* START *

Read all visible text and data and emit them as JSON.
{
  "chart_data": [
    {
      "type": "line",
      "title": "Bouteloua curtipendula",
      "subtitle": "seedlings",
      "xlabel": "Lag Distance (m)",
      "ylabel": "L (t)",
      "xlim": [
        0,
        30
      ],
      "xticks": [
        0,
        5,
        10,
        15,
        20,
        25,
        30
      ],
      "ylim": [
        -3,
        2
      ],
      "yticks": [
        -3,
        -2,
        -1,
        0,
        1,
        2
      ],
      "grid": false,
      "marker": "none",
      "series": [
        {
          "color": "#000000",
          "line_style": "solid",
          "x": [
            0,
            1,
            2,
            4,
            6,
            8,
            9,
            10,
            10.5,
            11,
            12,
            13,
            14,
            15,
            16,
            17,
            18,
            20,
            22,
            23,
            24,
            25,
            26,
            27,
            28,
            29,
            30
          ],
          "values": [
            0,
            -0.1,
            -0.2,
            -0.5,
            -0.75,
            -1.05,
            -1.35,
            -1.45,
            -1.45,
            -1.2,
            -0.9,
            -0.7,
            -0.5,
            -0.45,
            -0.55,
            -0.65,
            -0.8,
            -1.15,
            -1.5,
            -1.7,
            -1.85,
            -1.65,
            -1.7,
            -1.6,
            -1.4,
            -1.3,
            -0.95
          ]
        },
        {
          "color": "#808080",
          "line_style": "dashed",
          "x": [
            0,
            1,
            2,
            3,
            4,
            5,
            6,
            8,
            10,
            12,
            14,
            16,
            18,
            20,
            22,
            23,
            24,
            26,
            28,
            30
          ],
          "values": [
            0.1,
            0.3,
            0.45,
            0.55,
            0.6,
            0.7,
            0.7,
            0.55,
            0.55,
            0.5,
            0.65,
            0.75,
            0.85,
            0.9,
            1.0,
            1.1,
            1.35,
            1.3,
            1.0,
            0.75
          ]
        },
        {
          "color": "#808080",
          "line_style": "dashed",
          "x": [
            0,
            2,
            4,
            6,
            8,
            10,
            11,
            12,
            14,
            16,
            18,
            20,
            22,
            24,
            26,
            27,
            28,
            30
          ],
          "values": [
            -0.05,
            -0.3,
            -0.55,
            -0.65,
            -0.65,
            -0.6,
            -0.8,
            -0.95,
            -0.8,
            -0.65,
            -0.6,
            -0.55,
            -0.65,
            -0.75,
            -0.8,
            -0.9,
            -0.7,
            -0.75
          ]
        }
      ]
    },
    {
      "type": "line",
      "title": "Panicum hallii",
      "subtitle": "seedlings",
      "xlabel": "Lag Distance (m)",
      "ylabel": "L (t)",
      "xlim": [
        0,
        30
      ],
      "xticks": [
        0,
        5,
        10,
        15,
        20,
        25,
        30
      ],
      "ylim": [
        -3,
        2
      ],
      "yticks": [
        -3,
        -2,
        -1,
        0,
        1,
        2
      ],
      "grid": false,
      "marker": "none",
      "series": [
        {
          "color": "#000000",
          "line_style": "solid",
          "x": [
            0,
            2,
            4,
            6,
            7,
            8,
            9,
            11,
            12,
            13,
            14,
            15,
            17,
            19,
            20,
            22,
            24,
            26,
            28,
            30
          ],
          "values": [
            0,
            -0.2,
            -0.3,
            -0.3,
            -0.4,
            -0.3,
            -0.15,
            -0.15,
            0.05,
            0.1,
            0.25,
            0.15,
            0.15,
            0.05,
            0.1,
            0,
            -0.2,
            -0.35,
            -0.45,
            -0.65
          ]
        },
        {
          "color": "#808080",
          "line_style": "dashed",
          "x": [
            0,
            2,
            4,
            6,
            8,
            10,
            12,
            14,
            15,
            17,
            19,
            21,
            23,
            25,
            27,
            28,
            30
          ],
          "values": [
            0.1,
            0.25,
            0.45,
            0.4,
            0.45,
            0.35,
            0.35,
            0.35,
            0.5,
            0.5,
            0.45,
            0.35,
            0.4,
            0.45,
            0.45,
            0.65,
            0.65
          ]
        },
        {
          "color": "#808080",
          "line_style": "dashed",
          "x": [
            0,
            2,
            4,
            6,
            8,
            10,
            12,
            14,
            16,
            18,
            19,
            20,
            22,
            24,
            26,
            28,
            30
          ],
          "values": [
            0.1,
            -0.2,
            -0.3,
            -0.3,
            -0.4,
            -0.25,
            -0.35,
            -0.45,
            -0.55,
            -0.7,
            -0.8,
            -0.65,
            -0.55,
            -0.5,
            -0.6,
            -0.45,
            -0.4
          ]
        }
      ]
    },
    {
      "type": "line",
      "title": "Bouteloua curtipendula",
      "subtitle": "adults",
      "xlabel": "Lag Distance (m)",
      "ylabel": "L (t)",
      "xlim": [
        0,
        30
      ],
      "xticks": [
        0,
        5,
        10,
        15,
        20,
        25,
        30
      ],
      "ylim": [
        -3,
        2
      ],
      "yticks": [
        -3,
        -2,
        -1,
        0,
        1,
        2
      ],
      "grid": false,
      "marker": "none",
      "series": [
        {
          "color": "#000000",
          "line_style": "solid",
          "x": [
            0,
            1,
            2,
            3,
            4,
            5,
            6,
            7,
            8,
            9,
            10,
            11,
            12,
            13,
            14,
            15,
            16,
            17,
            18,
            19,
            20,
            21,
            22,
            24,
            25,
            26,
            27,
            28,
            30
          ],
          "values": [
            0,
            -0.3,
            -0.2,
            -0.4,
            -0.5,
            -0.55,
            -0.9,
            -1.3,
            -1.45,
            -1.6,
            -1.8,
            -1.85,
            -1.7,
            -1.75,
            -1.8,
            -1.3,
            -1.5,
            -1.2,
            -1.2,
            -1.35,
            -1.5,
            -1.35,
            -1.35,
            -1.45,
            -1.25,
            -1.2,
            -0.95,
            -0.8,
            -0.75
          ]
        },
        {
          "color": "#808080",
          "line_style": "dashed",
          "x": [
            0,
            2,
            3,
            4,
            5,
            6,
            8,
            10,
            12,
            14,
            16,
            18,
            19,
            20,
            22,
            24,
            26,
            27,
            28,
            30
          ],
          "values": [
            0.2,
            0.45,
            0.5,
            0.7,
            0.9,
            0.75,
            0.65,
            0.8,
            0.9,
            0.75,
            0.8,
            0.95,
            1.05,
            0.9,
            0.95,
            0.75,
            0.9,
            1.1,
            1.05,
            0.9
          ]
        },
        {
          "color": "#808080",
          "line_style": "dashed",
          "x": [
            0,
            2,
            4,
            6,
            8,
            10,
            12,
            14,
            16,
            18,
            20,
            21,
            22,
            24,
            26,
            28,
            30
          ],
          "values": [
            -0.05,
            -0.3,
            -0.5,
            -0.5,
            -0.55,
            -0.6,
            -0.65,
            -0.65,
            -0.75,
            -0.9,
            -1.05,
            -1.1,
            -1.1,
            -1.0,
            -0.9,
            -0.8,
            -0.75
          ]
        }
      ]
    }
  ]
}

* END *

◆ EXERCISE GOAL ◆
Retype the data in full and match it exactly.

◆ FINISHED ANSWER ◆
Read all visible text and data and emit them as JSON.
{
  "chart_data": [
    {
      "type": "line",
      "title": "Bouteloua curtipendula",
      "subtitle": "seedlings",
      "xlabel": "Lag Distance (m)",
      "ylabel": "L (t)",
      "xlim": [
        0,
        30
      ],
      "xticks": [
        0,
        5,
        10,
        15,
        20,
        25,
        30
      ],
      "ylim": [
        -3,
        2
      ],
      "yticks": [
        -3,
        -2,
        -1,
        0,
        1,
        2
      ],
      "grid": false,
      "marker": "none",
      "series": [
        {
          "color": "#000000",
          "line_style": "solid",
          "x": [
            0,
            1,
            2,
            4,
            6,
            8,
            9,
            10,
            10.5,
            11,
            12,
            13,
            14,
            15,
            16,
            17,
            18,
            20,
            22,
            23,
            24,
            25,
            26,
            27,
            28,
            29,
            30
          ],
          "values": [
            0,
            -0.1,
            -0.2,
            -0.5,
            -0.75,
            -1.05,
            -1.35,
            -1.45,
            -1.45,
            -1.2,
            -0.9,
            -0.7,
            -0.5,
            -0.45,
            -0.55,
            -0.65,
            -0.8,
            -1.15,
            -1.5,
            -1.7,
            -1.85,
            -1.65,
            -1.7,
            -1.6,
            -1.4,
            -1.3,
            -0.95
          ]
        },
        {
          "color": "#808080",
          "line_style": "dashed",
          "x": [
            0,
            1,
            2,
            3,
            4,
            5,
            6,
            8,
            10,
            12,
            14,
            16,
            18,
            20,
            22,
            23,
            24,
            26,
            28,
            30
          ],
          "values": [
            0.1,
            0.3,
            0.45,
            0.55,
            0.6,
            0.7,
            0.7,
            0.55,
            0.55,
            0.5,
            0.65,
            0.75,
            0.85,
            0.9,
            1.0,
            1.1,
            1.35,
            1.3,
            1.0,
            0.75
          ]
        },
        {
          "color": "#808080",
          "line_style": "dashed",
          "x": [
            0,
            2,
            4,
            6,
            8,
            10,
            11,
            12,
            14,
            16,
            18,
            20,
            22,
            24,
            26,
            27,
            28,
            30
          ],
          "values": [
            -0.05,
            -0.3,
            -0.55,
            -0.65,
            -0.65,
            -0.6,
            -0.8,
            -0.95,
            -0.8,
            -0.65,
            -0.6,
            -0.55,
            -0.65,
            -0.75,
            -0.8,
            -0.9,
            -0.7,
            -0.75
          ]
        }
      ]
    },
    {
      "type": "line",
      "title": "Panicum hallii",
      "subtitle": "seedlings",
      "xlabel": "Lag Distance (m)",
      "ylabel": "L (t)",
      "xlim": [
        0,
        30
      ],
      "xticks": [
        0,
        5,
        10,
        15,
        20,
        25,
        30
      ],
      "ylim": [
        -3,
        2
      ],
      "yticks": [
        -3,
        -2,
        -1,
        0,
        1,
        2
      ],
      "grid": false,
      "marker": "none",
      "series": [
        {
          "color": "#000000",
          "line_style": "solid",
          "x": [
            0,
            2,
            4,
            6,
            7,
            8,
            9,
            11,
            12,
            13,
            14,
            15,
            17,
            19,
            20,
            22,
            24,
            26,
            28,
            30
          ],
          "values": [
            0,
            -0.2,
            -0.3,
            -0.3,
            -0.4,
            -0.3,
            -0.15,
            -0.15,
            0.05,
            0.1,
            0.25,
            0.15,
            0.15,
            0.05,
            0.1,
            0,
            -0.2,
            -0.35,
            -0.45,
            -0.65
          ]
        },
        {
          "color": "#808080",
          "line_style": "dashed",
          "x": [
            0,
            2,
            4,
            6,
            8,
            10,
            12,
            14,
            15,
            17,
            19,
            21,
            23,
            25,
            27,
            28,
            30
          ],
          "values": [
            0.1,
            0.25,
            0.45,
            0.4,
            0.45,
            0.35,
            0.35,
            0.35,
            0.5,
            0.5,
            0.45,
            0.35,
            0.4,
            0.45,
            0.45,
            0.65,
            0.65
          ]
        },
        {
          "color": "#808080",
          "line_style": "dashed",
          "x": [
            0,
            2,
            4,
            6,
            8,
            10,
            12,
            14,
            16,
            18,
            19,
            20,
            22,
            24,
            26,
            28,
            30
          ],
          "values": [
            0.1,
            -0.2,
            -0.3,
            -0.3,
            -0.4,
            -0.25,
            -0.35,
            -0.45,
            -0.55,
            -0.7,
            -0.8,
            -0.65,
            -0.55,
            -0.5,
            -0.6,
            -0.45,
            -0.4
          ]
        }
      ]
    },
    {
      "type": "line",
      "title": "Bouteloua curtipendula",
      "subtitle": "adults",
      "xlabel": "Lag Distance (m)",
      "ylabel": "L (t)",
      "xlim": [
        0,
        30
      ],
      "xticks": [
        0,
        5,
        10,
        15,
        20,
        25,
        30
      ],
      "ylim": [
        -3,
        2
      ],
      "yticks": [
        -3,
        -2,
        -1,
        0,
        1,
        2
      ],
      "grid": false,
      "marker": "none",
      "series": [
        {
          "color": "#000000",
          "line_style": "solid",
          "x": [
            0,
            1,
            2,
            3,
            4,
            5,
            6,
            7,
            8,
            9,
            10,
            11,
            12,
            13,
            14,
            15,
            16,
            17,
            18,
            19,
            20,
            21,
            22,
            24,
            25,
            26,
            27,
            28,
            30
          ],
          "values": [
            0,
            -0.3,
            -0.2,
            -0.4,
            -0.5,
            -0.55,
            -0.9,
            -1.3,
            -1.45,
            -1.6,
            -1.8,
            -1.85,
            -1.7,
            -1.75,
            -1.8,
            -1.3,
            -1.5,
            -1.2,
            -1.2,
            -1.35,
            -1.5,
            -1.35,
            -1.35,
            -1.45,
            -1.25,
            -1.2,
            -0.95,
            -0.8,
            -0.75
          ]
        },
        {
          "color": "#808080",
          "line_style": "dashed",
          "x": [
            0,
            2,
            3,
            4,
            5,
            6,
            8,
            10,
            12,
            14,
            16,
            18,
            19,
            20,
            22,
            24,
            26,
            27,
            28,
            30
          ],
          "values": [
            0.2,
            0.45,
            0.5,
            0.7,
            0.9,
            0.75,
            0.65,
            0.8,
            0.9,
            0.75,
            0.8,
            0.95,
            1.05,
            0.9,
            0.95,
            0.75,
            0.9,
            1.1,
            1.05,
            0.9
          ]
        },
        {
          "color": "#808080",
          "line_style": "dashed",
          "x": [
            0,
            2,
            4,
            6,
            8,
            10,
            12,
            14,
            16,
            18,
            20,
            21,
            22,
            24,
            26,
            28,
            30
          ],
          "values": [
            -0.05,
            -0.3,
            -0.5,
            -0.5,
            -0.55,
            -0.6,
            -0.65,
            -0.65,
            -0.75,
            -0.9,
            -1.05,
            -1.1,
            -1.1,
            -1.0,
            -0.9,
            -0.8,
            -0.75
          ]
        }
      ]
    }
  ]
}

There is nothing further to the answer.